● **Description of the task**: Please state how many lines in the records contain the string "label", with no words besides the number.

● **Record list**:

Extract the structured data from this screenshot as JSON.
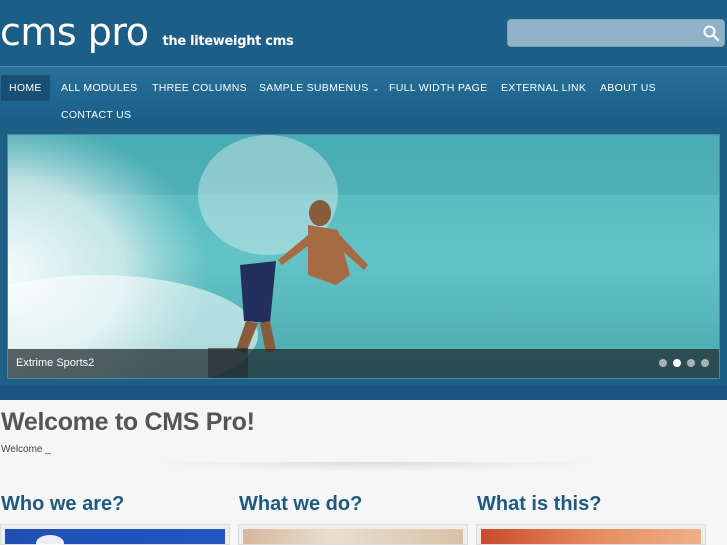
{
  "header": {
    "logo_main": "cms pro",
    "logo_tagline": "the liteweight cms",
    "search": {
      "value": "",
      "icon": "search-icon"
    }
  },
  "nav": {
    "items": [
      {
        "label": "HOME",
        "active": true
      },
      {
        "label": "ALL MODULES",
        "active": false
      },
      {
        "label": "THREE COLUMNS",
        "active": false
      },
      {
        "label": "SAMPLE SUBMENUS",
        "active": false,
        "has_caret": true
      },
      {
        "label": "FULL WIDTH PAGE",
        "active": false
      },
      {
        "label": "EXTERNAL LINK",
        "active": false
      },
      {
        "label": "ABOUT US",
        "active": false
      },
      {
        "label": "CONTACT US",
        "active": false
      }
    ],
    "caret": "⌄"
  },
  "slider": {
    "caption": "Extrime Sports2",
    "slide_count": 4,
    "active_slide": 2
  },
  "main": {
    "welcome_title": "Welcome to CMS Pro!",
    "welcome_text": "Welcome _",
    "columns": [
      {
        "title": "Who we are?"
      },
      {
        "title": "What we do?"
      },
      {
        "title": "What is this?"
      }
    ]
  },
  "colors": {
    "header_bg": "#1d5f87",
    "nav_active": "#184f73",
    "column_title": "#1e5a80"
  }
}
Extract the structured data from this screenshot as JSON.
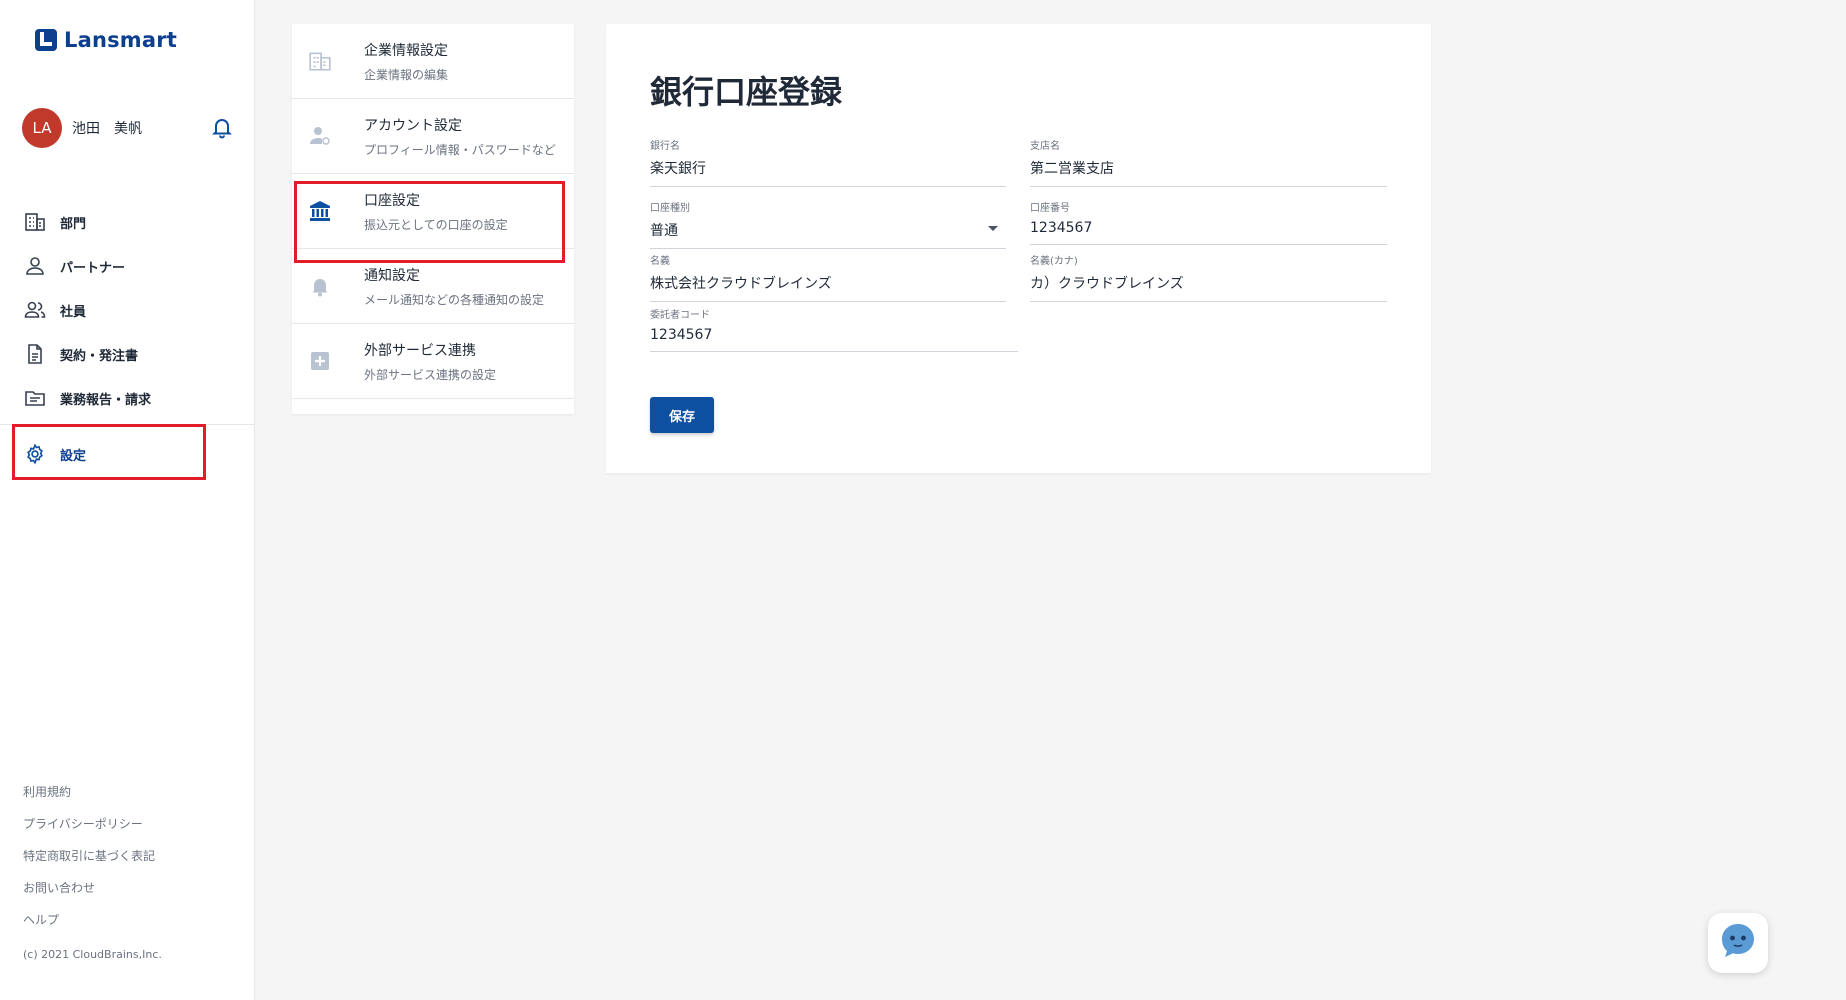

● **Task output**: 8